What the exercise asks: Keep the pictures out and restate every record exactly.

[Data excerpts]
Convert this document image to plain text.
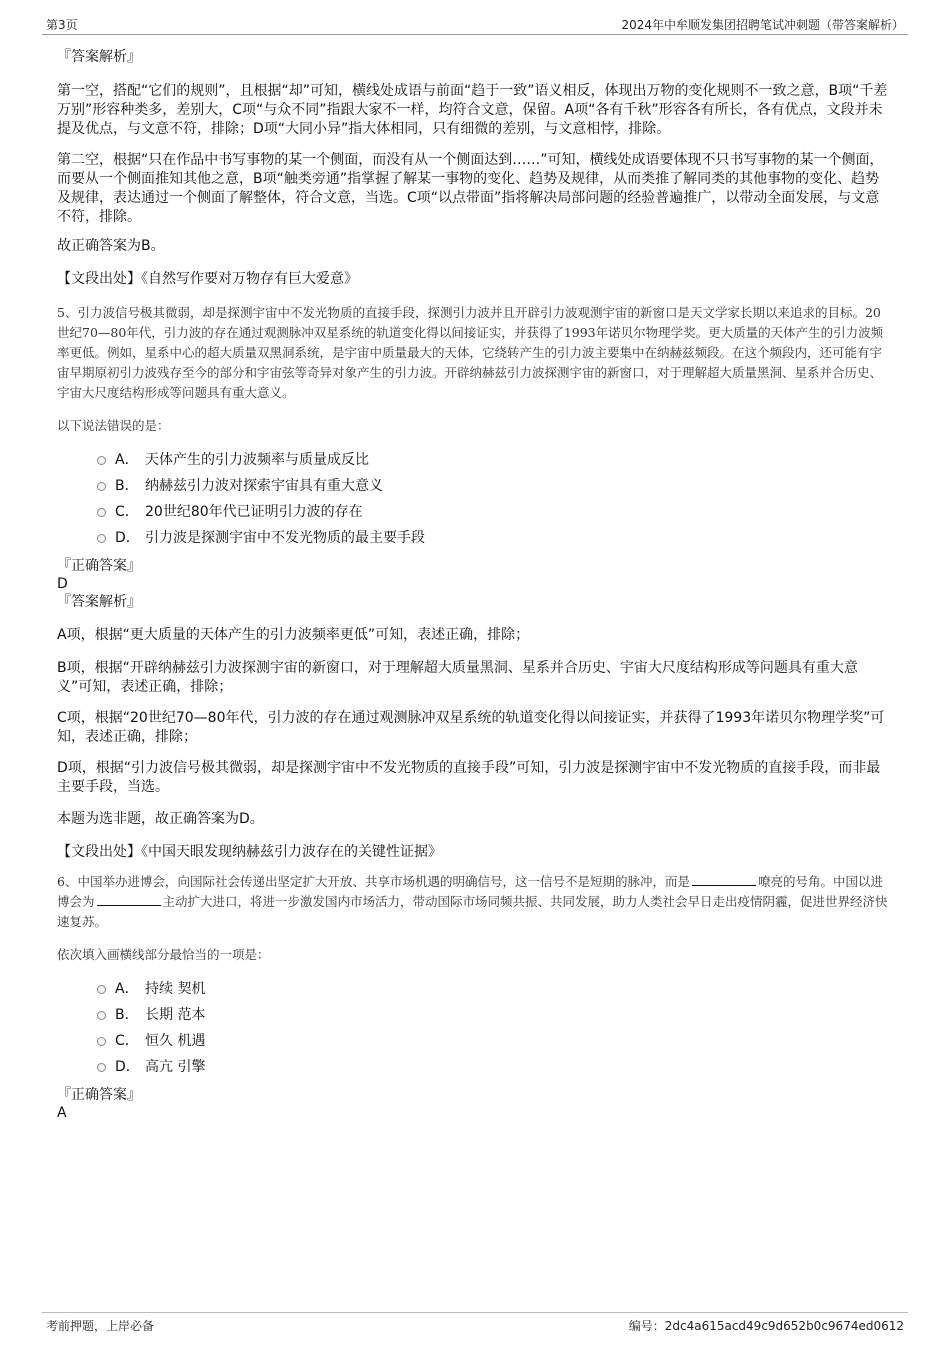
第3页	2024年中牟顺发集团招聘笔试冲刺题（带答案解析）

『答案解析』

第一空，搭配“它们的规则”，且根据“却”可知，横线处成语与前面“趋于一致”语义相反，体现出万物的变化规则不一致之意，B项“千差万别”形容种类多，差别大，C项“与众不同”指跟大家不一样，均符合文意，保留。A项“各有千秋”形容各有所长，各有优点，文段并未提及优点，与文意不符，排除；D项“大同小异”指大体相同，只有细微的差别，与文意相悖，排除。

第二空，根据“只在作品中书写事物的某一个侧面，而没有从一个侧面达到……”可知，横线处成语要体现不只书写事物的某一个侧面，而要从一个侧面推知其他之意，B项“触类旁通”指掌握了解某一事物的变化、趋势及规律，从而类推了解同类的其他事物的变化、趋势及规律，表达通过一个侧面了解整体，符合文意，当选。C项“以点带面”指将解决局部问题的经验普遍推广，以带动全面发展，与文意不符，排除。

故正确答案为B。

【文段出处】《自然写作要对万物存有巨大爱意》

5、引力波信号极其微弱，却是探测宇宙中不发光物质的直接手段，探测引力波并且开辟引力波观测宇宙的新窗口是天文学家长期以来追求的目标。20世纪70—80年代，引力波的存在通过观测脉冲双星系统的轨道变化得以间接证实，并获得了1993年诺贝尔物理学奖。更大质量的天体产生的引力波频率更低。例如，星系中心的超大质量双黑洞系统，是宇宙中质量最大的天体，它绕转产生的引力波主要集中在纳赫兹频段。在这个频段内，还可能有宇宙早期原初引力波残存至今的部分和宇宙弦等奇异对象产生的引力波。开辟纳赫兹引力波探测宇宙的新窗口，对于理解超大质量黑洞、星系并合历史、宇宙大尺度结构形成等问题具有重大意义。

以下说法错误的是：

A． 天体产生的引力波频率与质量成反比
B． 纳赫兹引力波对探索宇宙具有重大意义
C． 20世纪80年代已证明引力波的存在
D． 引力波是探测宇宙中不发光物质的最主要手段

『正确答案』

D

『答案解析』

A项，根据“更大质量的天体产生的引力波频率更低”可知，表述正确，排除；

B项，根据“开辟纳赫兹引力波探测宇宙的新窗口，对于理解超大质量黑洞、星系并合历史、宇宙大尺度结构形成等问题具有重大意义”可知，表述正确，排除；

C项，根据“20世纪70—80年代，引力波的存在通过观测脉冲双星系统的轨道变化得以间接证实，并获得了1993年诺贝尔物理学奖”可知，表述正确，排除；

D项，根据“引力波信号极其微弱，却是探测宇宙中不发光物质的直接手段”可知，引力波是探测宇宙中不发光物质的直接手段，而非最主要手段，当选。

本题为选非题，故正确答案为D。

【文段出处】《中国天眼发现纳赫兹引力波存在的关键性证据》

6、中国举办进博会，向国际社会传递出坚定扩大开放、共享市场机遇的明确信号，这一信号不是短期的脉冲，而是	嘹亮的号角。中国以进博会为	主动扩大进口，将进一步激发国内市场活力，带动国际市场同频共振、共同发展，助力人类社会早日走出疫情阴霾，促进世界经济快速复苏。

依次填入画横线部分最恰当的一项是：

A． 持续 契机
B． 长期 范本
C． 恒久 机遇
D． 高亢 引擎

『正确答案』

A

考前押题，上岸必备	编号：2dc4a615acd49c9d652b0c9674ed0612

Solution to this problem:
Convert this document image to plain text.
第3页	2024年中牟顺发集团招聘笔试冲刺题（带答案解析）

『答案解析』

第一空，搭配“它们的规则”，且根据“却”可知，横线处成语与前面“趋于一致”语义相反，体现出万物的变化规则不一致之意，B项“千差万别”形容种类多，差别大，C项“与众不同”指跟大家不一样，均符合文意，保留。A项“各有千秋”形容各有所长，各有优点，文段并未提及优点，与文意不符，排除；D项“大同小异”指大体相同，只有细微的差别，与文意相悖，排除。

第二空，根据“只在作品中书写事物的某一个侧面，而没有从一个侧面达到……”可知，横线处成语要体现不只书写事物的某一个侧面，而要从一个侧面推知其他之意，B项“触类旁通”指掌握了解某一事物的变化、趋势及规律，从而类推了解同类的其他事物的变化、趋势及规律，表达通过一个侧面了解整体，符合文意，当选。C项“以点带面”指将解决局部问题的经验普遍推广，以带动全面发展，与文意不符，排除。

故正确答案为B。

【文段出处】《自然写作要对万物存有巨大爱意》

5、引力波信号极其微弱，却是探测宇宙中不发光物质的直接手段，探测引力波并且开辟引力波观测宇宙的新窗口是天文学家长期以来追求的目标。20世纪70—80年代，引力波的存在通过观测脉冲双星系统的轨道变化得以间接证实，并获得了1993年诺贝尔物理学奖。更大质量的天体产生的引力波频率更低。例如，星系中心的超大质量双黑洞系统，是宇宙中质量最大的天体，它绕转产生的引力波主要集中在纳赫兹频段。在这个频段内，还可能有宇宙早期原初引力波残存至今的部分和宇宙弦等奇异对象产生的引力波。开辟纳赫兹引力波探测宇宙的新窗口，对于理解超大质量黑洞、星系并合历史、宇宙大尺度结构形成等问题具有重大意义。

以下说法错误的是：

A． 天体产生的引力波频率与质量成反比
B． 纳赫兹引力波对探索宇宙具有重大意义
C． 20世纪80年代已证明引力波的存在
D． 引力波是探测宇宙中不发光物质的最主要手段

『正确答案』

D

『答案解析』

A项，根据“更大质量的天体产生的引力波频率更低”可知，表述正确，排除；

B项，根据“开辟纳赫兹引力波探测宇宙的新窗口，对于理解超大质量黑洞、星系并合历史、宇宙大尺度结构形成等问题具有重大意义”可知，表述正确，排除；

C项，根据“20世纪70—80年代，引力波的存在通过观测脉冲双星系统的轨道变化得以间接证实，并获得了1993年诺贝尔物理学奖”可知，表述正确，排除；

D项，根据“引力波信号极其微弱，却是探测宇宙中不发光物质的直接手段”可知，引力波是探测宇宙中不发光物质的直接手段，而非最主要手段，当选。

本题为选非题，故正确答案为D。

【文段出处】《中国天眼发现纳赫兹引力波存在的关键性证据》

6、中国举办进博会，向国际社会传递出坚定扩大开放、共享市场机遇的明确信号，这一信号不是短期的脉冲，而是	嘹亮的号角。中国以进博会为	主动扩大进口，将进一步激发国内市场活力，带动国际市场同频共振、共同发展，助力人类社会早日走出疫情阴霾，促进世界经济快速复苏。

依次填入画横线部分最恰当的一项是：

A． 持续 契机
B． 长期 范本
C． 恒久 机遇
D． 高亢 引擎

『正确答案』

A

考前押题，上岸必备	编号：2dc4a615acd49c9d652b0c9674ed0612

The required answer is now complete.